**Prompt:**
Transcribe each line of the material as it is, and drop any picture.

**Data supplied:**
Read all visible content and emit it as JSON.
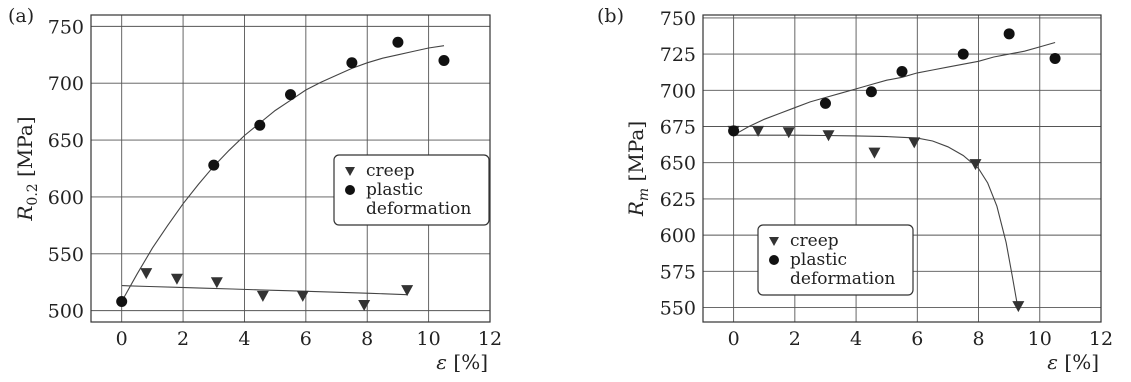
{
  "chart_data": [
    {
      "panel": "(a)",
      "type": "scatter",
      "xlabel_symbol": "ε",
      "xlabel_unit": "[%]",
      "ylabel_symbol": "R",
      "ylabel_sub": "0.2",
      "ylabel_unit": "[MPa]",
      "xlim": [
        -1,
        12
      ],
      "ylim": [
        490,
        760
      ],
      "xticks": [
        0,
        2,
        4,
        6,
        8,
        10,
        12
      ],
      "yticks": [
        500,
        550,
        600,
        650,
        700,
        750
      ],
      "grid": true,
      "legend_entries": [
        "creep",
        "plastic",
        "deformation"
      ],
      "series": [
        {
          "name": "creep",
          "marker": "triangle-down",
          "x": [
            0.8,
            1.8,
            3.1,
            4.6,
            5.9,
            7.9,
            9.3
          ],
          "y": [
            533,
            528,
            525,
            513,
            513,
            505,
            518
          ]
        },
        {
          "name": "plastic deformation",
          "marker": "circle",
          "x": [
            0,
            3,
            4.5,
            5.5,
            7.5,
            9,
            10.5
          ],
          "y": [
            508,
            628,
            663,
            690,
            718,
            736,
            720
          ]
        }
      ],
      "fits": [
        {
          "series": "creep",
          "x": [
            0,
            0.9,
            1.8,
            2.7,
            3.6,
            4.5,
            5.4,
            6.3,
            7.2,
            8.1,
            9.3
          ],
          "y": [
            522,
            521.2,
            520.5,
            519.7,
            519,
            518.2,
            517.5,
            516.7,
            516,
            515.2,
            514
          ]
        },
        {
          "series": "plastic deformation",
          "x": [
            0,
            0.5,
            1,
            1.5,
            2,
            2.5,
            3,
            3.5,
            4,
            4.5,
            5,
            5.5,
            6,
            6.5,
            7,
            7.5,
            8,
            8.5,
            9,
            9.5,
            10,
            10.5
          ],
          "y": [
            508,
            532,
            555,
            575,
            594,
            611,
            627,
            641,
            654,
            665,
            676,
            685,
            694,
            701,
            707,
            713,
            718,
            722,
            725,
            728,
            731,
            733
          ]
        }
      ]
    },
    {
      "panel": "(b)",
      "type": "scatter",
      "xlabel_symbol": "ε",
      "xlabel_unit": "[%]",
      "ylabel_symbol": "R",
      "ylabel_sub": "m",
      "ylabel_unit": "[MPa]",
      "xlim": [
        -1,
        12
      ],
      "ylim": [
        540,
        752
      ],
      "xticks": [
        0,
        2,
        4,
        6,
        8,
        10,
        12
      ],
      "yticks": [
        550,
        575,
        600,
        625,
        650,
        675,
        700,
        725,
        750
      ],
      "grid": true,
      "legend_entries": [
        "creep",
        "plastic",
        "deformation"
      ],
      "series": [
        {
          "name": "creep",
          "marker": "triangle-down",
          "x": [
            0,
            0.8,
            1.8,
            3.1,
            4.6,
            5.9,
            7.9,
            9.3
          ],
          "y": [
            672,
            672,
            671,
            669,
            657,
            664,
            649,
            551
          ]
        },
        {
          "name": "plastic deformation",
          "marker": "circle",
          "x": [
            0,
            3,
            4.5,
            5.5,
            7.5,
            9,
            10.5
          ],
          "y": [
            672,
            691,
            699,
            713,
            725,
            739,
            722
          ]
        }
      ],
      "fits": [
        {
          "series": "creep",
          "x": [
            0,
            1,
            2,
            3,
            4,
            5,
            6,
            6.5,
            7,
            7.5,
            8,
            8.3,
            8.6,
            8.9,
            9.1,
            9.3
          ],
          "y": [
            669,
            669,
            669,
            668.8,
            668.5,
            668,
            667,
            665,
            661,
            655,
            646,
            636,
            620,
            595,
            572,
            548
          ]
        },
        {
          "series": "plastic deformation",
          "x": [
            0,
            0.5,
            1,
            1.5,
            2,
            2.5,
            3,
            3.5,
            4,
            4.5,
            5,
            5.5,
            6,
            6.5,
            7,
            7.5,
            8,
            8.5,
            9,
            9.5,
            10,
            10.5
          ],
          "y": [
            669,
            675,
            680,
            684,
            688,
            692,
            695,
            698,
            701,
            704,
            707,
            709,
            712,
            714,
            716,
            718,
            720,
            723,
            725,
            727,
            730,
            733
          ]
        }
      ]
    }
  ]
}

**Finished task:**
Read all visible content and emit it as JSON.
{
  "chart_data": [
    {
      "panel": "(a)",
      "type": "scatter",
      "xlabel_symbol": "ε",
      "xlabel_unit": "[%]",
      "ylabel_symbol": "R",
      "ylabel_sub": "0.2",
      "ylabel_unit": "[MPa]",
      "xlim": [
        -1,
        12
      ],
      "ylim": [
        490,
        760
      ],
      "xticks": [
        0,
        2,
        4,
        6,
        8,
        10,
        12
      ],
      "yticks": [
        500,
        550,
        600,
        650,
        700,
        750
      ],
      "grid": true,
      "legend_entries": [
        "creep",
        "plastic",
        "deformation"
      ],
      "series": [
        {
          "name": "creep",
          "marker": "triangle-down",
          "x": [
            0.8,
            1.8,
            3.1,
            4.6,
            5.9,
            7.9,
            9.3
          ],
          "y": [
            533,
            528,
            525,
            513,
            513,
            505,
            518
          ]
        },
        {
          "name": "plastic deformation",
          "marker": "circle",
          "x": [
            0,
            3,
            4.5,
            5.5,
            7.5,
            9,
            10.5
          ],
          "y": [
            508,
            628,
            663,
            690,
            718,
            736,
            720
          ]
        }
      ],
      "fits": [
        {
          "series": "creep",
          "x": [
            0,
            0.9,
            1.8,
            2.7,
            3.6,
            4.5,
            5.4,
            6.3,
            7.2,
            8.1,
            9.3
          ],
          "y": [
            522,
            521.2,
            520.5,
            519.7,
            519,
            518.2,
            517.5,
            516.7,
            516,
            515.2,
            514
          ]
        },
        {
          "series": "plastic deformation",
          "x": [
            0,
            0.5,
            1,
            1.5,
            2,
            2.5,
            3,
            3.5,
            4,
            4.5,
            5,
            5.5,
            6,
            6.5,
            7,
            7.5,
            8,
            8.5,
            9,
            9.5,
            10,
            10.5
          ],
          "y": [
            508,
            532,
            555,
            575,
            594,
            611,
            627,
            641,
            654,
            665,
            676,
            685,
            694,
            701,
            707,
            713,
            718,
            722,
            725,
            728,
            731,
            733
          ]
        }
      ]
    },
    {
      "panel": "(b)",
      "type": "scatter",
      "xlabel_symbol": "ε",
      "xlabel_unit": "[%]",
      "ylabel_symbol": "R",
      "ylabel_sub": "m",
      "ylabel_unit": "[MPa]",
      "xlim": [
        -1,
        12
      ],
      "ylim": [
        540,
        752
      ],
      "xticks": [
        0,
        2,
        4,
        6,
        8,
        10,
        12
      ],
      "yticks": [
        550,
        575,
        600,
        625,
        650,
        675,
        700,
        725,
        750
      ],
      "grid": true,
      "legend_entries": [
        "creep",
        "plastic",
        "deformation"
      ],
      "series": [
        {
          "name": "creep",
          "marker": "triangle-down",
          "x": [
            0,
            0.8,
            1.8,
            3.1,
            4.6,
            5.9,
            7.9,
            9.3
          ],
          "y": [
            672,
            672,
            671,
            669,
            657,
            664,
            649,
            551
          ]
        },
        {
          "name": "plastic deformation",
          "marker": "circle",
          "x": [
            0,
            3,
            4.5,
            5.5,
            7.5,
            9,
            10.5
          ],
          "y": [
            672,
            691,
            699,
            713,
            725,
            739,
            722
          ]
        }
      ],
      "fits": [
        {
          "series": "creep",
          "x": [
            0,
            1,
            2,
            3,
            4,
            5,
            6,
            6.5,
            7,
            7.5,
            8,
            8.3,
            8.6,
            8.9,
            9.1,
            9.3
          ],
          "y": [
            669,
            669,
            669,
            668.8,
            668.5,
            668,
            667,
            665,
            661,
            655,
            646,
            636,
            620,
            595,
            572,
            548
          ]
        },
        {
          "series": "plastic deformation",
          "x": [
            0,
            0.5,
            1,
            1.5,
            2,
            2.5,
            3,
            3.5,
            4,
            4.5,
            5,
            5.5,
            6,
            6.5,
            7,
            7.5,
            8,
            8.5,
            9,
            9.5,
            10,
            10.5
          ],
          "y": [
            669,
            675,
            680,
            684,
            688,
            692,
            695,
            698,
            701,
            704,
            707,
            709,
            712,
            714,
            716,
            718,
            720,
            723,
            725,
            727,
            730,
            733
          ]
        }
      ]
    }
  ]
}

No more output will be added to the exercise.